Written problem:
Write out each line exactly as given. Leave the pictures out of your copy.

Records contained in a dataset
+===+
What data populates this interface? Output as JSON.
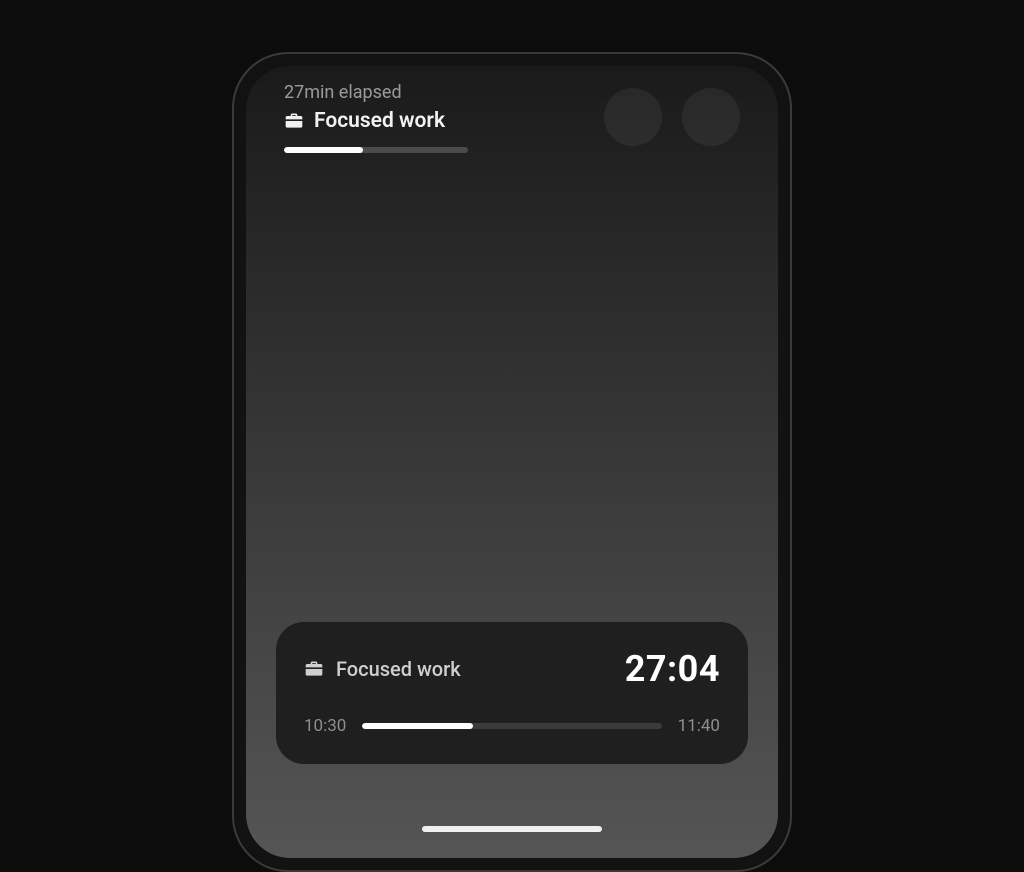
{
  "live_activity": {
    "elapsed_label": "27min elapsed",
    "title": "Focused work",
    "progress_percent": 43
  },
  "timer_card": {
    "title": "Focused work",
    "timer": "27:04",
    "start_label": "10:30",
    "end_label": "11:40",
    "progress_percent": 37
  }
}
+===+
Response:
What data populates this interface? Output as JSON.
{
  "live_activity": {
    "elapsed_label": "27min elapsed",
    "title": "Focused work",
    "progress_percent": 43
  },
  "timer_card": {
    "title": "Focused work",
    "timer": "27:04",
    "start_label": "10:30",
    "end_label": "11:40",
    "progress_percent": 37
  }
}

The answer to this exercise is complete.